STORED RECORDS:

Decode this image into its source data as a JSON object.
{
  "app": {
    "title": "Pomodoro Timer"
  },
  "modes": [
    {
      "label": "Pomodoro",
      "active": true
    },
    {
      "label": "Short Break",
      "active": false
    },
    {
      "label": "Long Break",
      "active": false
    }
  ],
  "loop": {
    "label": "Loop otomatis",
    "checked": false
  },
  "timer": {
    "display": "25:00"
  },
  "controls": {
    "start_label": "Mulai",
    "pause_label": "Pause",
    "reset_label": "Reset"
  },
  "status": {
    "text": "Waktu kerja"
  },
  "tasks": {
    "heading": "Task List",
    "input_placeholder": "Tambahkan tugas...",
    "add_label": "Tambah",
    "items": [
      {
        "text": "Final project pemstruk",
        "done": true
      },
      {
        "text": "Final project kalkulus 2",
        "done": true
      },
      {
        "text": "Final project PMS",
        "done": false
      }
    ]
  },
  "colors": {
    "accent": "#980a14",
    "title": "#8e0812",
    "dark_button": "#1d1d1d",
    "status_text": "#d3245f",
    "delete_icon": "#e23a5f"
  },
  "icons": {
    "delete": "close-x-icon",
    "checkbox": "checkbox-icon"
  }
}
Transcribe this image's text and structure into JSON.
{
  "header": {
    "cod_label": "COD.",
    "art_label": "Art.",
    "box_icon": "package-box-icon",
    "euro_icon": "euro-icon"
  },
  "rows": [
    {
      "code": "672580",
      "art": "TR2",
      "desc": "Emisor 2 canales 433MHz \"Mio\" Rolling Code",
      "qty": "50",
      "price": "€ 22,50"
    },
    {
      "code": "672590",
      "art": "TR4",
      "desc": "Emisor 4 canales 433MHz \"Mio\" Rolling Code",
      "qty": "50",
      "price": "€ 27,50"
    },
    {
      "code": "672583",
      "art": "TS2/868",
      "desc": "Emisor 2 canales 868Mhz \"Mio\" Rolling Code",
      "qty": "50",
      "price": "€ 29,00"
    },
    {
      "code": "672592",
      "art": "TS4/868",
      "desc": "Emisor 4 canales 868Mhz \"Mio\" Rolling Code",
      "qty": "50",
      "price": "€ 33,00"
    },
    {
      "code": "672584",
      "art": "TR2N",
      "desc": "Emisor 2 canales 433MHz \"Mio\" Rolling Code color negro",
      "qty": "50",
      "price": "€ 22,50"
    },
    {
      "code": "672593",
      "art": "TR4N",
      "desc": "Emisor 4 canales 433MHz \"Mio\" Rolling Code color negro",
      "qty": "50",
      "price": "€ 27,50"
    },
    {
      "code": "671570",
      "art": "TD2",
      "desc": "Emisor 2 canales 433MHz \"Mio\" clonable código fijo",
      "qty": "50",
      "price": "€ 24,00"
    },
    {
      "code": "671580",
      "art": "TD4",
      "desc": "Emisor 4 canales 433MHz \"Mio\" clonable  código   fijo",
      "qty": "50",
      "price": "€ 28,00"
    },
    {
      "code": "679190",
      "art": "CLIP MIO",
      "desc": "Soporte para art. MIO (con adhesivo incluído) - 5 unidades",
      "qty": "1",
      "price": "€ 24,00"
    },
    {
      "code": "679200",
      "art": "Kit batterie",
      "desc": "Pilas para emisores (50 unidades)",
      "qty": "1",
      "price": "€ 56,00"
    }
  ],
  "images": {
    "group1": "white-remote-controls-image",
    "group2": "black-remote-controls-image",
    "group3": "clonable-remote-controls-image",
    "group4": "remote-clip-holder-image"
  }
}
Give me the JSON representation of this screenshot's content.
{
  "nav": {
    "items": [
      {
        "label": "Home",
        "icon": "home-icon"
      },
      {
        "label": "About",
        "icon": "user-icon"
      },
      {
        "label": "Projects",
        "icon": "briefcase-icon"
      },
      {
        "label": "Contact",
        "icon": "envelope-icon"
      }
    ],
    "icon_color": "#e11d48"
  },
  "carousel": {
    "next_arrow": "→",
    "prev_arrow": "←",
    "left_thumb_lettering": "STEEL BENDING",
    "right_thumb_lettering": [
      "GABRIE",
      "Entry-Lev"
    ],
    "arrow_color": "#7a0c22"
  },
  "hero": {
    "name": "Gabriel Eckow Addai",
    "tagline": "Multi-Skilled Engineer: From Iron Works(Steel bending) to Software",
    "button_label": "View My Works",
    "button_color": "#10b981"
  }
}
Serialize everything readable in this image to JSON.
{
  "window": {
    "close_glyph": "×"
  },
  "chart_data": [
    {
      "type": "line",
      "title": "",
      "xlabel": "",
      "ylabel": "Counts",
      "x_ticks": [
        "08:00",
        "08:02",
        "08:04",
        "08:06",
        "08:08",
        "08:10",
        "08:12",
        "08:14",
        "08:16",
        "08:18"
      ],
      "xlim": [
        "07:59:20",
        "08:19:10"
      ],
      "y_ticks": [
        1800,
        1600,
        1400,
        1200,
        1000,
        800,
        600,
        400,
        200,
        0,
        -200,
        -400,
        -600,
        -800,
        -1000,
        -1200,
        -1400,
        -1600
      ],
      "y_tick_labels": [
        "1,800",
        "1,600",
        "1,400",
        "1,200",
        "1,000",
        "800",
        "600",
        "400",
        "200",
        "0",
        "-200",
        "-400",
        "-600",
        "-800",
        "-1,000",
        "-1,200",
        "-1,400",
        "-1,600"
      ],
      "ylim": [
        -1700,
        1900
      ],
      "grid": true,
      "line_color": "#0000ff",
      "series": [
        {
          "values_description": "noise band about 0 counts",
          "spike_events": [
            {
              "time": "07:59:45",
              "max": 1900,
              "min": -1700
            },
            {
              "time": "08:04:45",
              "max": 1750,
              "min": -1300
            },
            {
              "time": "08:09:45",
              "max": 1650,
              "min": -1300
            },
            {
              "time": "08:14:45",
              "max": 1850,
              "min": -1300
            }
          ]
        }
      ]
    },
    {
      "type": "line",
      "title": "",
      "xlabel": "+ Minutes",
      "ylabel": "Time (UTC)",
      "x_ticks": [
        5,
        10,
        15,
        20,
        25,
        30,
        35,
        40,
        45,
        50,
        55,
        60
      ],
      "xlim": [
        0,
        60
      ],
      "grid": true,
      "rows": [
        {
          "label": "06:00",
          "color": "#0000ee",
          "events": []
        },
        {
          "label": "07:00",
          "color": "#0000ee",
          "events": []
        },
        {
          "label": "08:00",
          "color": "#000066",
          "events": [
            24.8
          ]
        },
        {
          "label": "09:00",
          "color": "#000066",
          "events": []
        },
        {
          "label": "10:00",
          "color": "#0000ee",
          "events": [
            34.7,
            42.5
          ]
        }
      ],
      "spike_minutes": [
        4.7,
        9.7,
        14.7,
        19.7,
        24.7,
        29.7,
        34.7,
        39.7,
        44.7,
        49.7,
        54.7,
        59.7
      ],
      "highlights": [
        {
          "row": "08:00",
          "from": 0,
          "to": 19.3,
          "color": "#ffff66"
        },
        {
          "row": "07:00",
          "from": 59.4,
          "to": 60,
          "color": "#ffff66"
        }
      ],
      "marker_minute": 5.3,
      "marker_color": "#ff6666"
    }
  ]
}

DESCRIPTION OF THE TASK: Only a number is wanted: how many lines contain the word "remote"?

SOLUTION FOR THIS EXERCISE: 4